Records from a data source
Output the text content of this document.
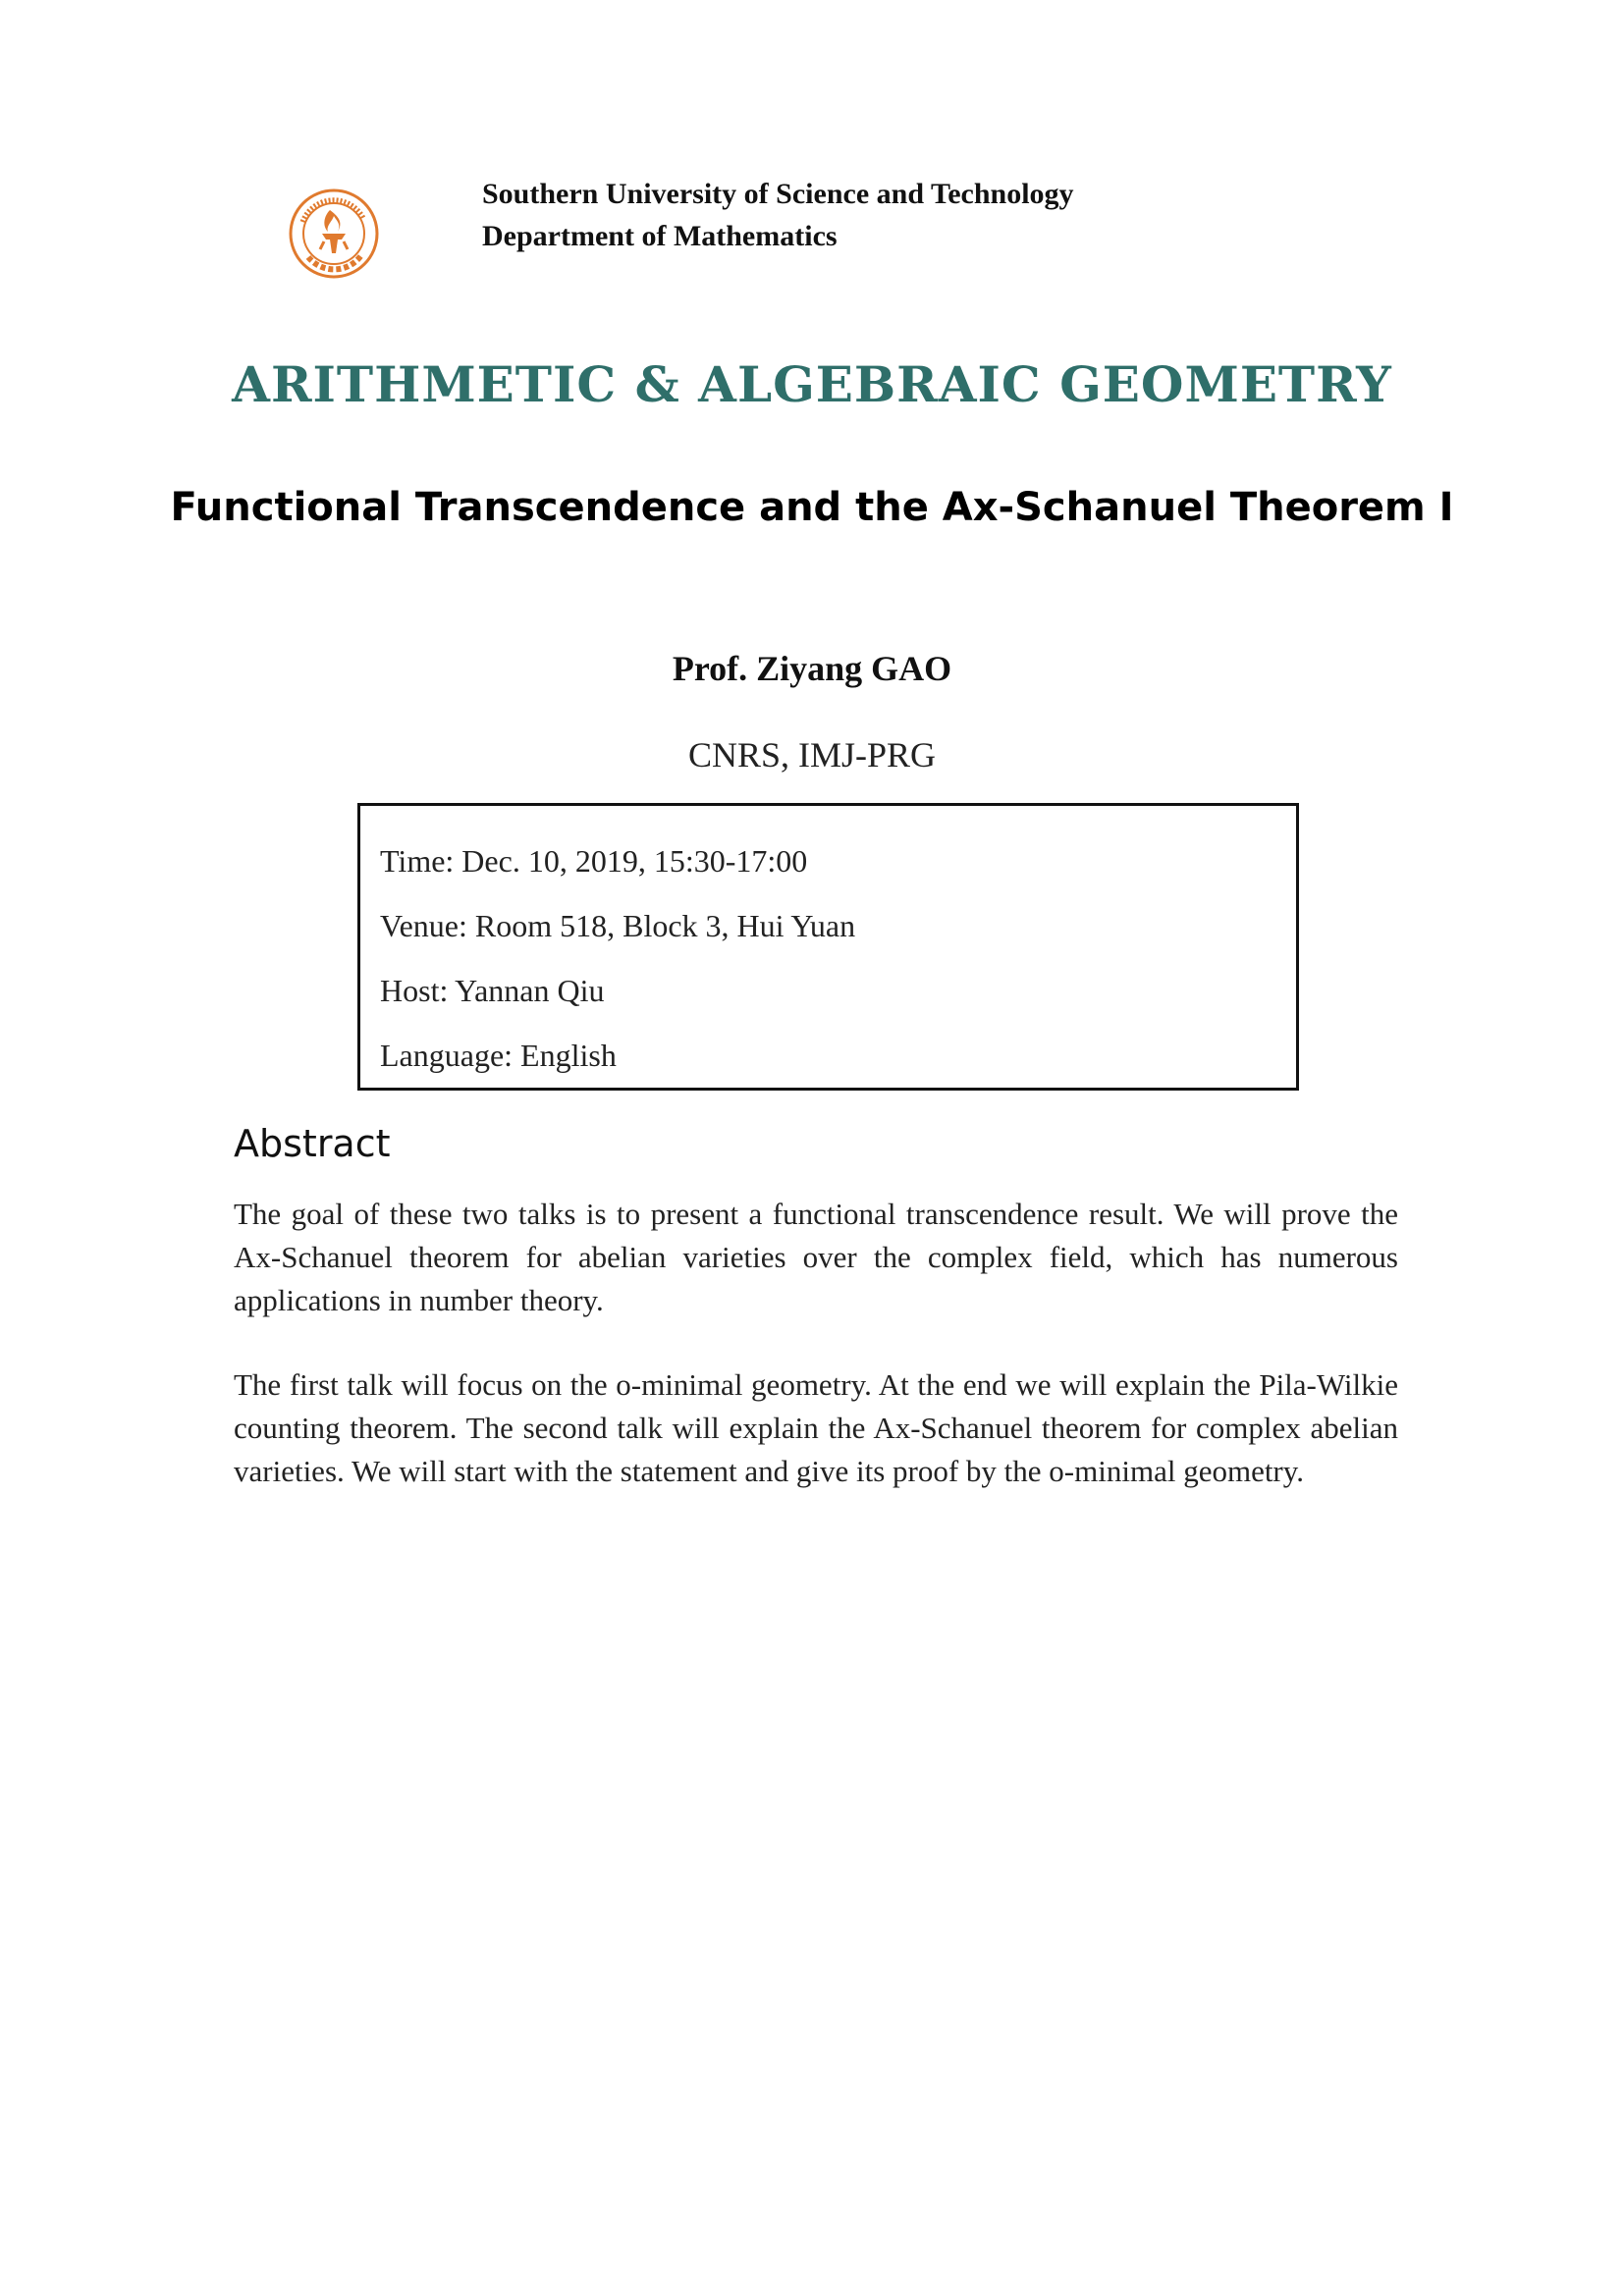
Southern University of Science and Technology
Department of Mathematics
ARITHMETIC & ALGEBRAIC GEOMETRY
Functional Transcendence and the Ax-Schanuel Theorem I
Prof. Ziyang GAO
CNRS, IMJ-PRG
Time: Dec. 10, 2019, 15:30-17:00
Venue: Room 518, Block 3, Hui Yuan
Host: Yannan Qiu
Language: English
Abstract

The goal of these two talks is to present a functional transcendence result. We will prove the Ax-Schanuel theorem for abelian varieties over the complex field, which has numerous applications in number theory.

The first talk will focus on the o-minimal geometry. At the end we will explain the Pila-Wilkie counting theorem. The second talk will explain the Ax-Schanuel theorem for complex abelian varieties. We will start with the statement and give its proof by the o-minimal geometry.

---

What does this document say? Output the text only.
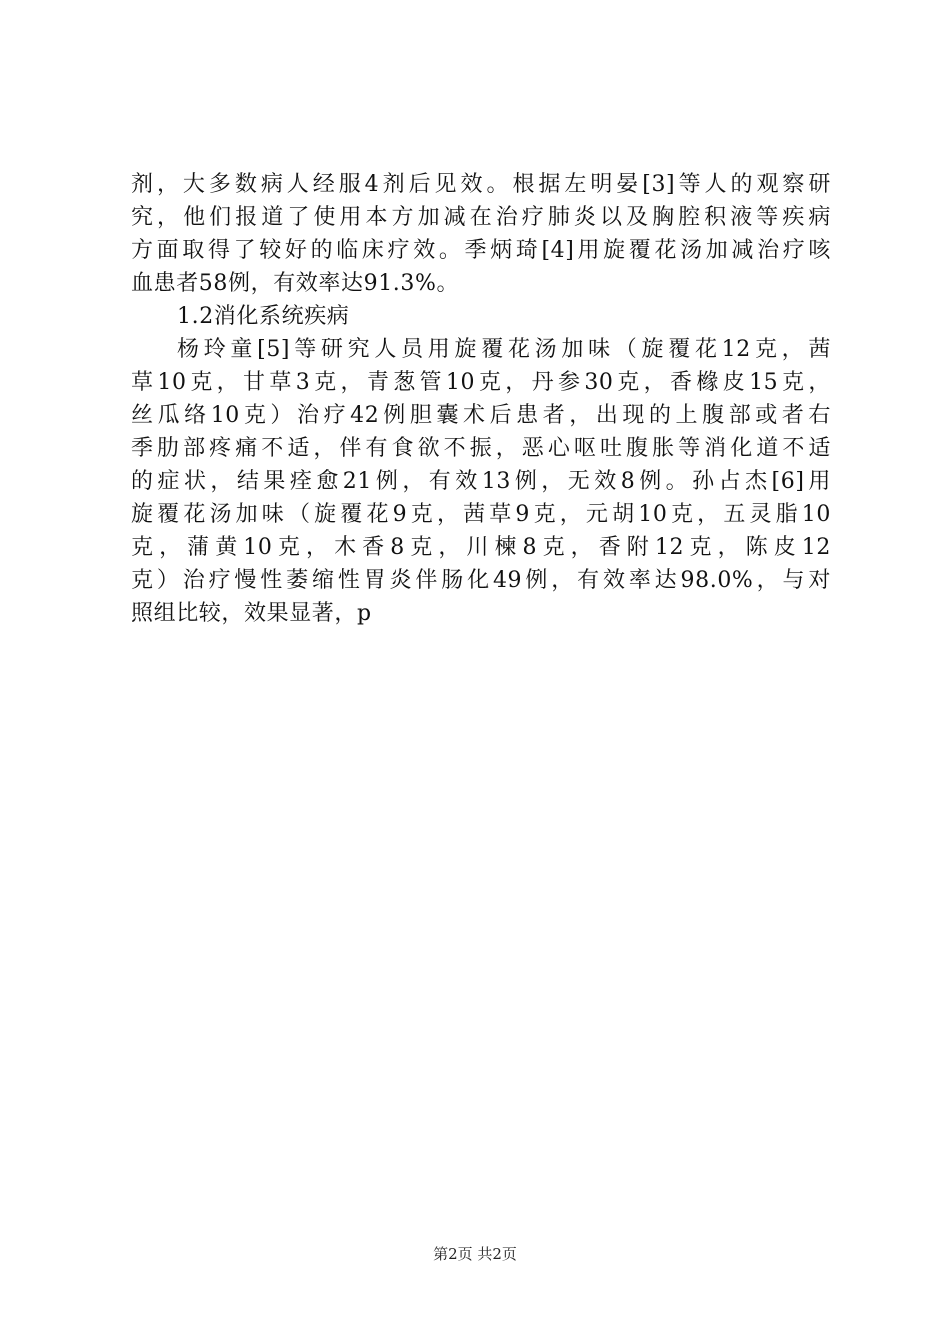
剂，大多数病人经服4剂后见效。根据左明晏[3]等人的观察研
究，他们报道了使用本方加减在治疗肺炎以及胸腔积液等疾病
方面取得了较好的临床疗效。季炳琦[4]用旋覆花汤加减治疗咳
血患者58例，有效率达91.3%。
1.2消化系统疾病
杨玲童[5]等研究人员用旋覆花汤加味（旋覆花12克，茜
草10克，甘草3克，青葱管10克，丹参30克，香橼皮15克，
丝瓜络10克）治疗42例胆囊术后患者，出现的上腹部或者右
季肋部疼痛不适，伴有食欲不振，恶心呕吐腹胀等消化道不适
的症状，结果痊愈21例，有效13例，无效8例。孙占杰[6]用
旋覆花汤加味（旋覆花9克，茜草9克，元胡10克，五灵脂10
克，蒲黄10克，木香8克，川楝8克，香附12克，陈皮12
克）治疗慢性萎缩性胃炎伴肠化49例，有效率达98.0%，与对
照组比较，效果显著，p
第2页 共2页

• **Description of the task**
Copy every line above that includes the string "Output".

• **Solution to this exercise**
Output the text content of this document.
What does this document say? Output the text only.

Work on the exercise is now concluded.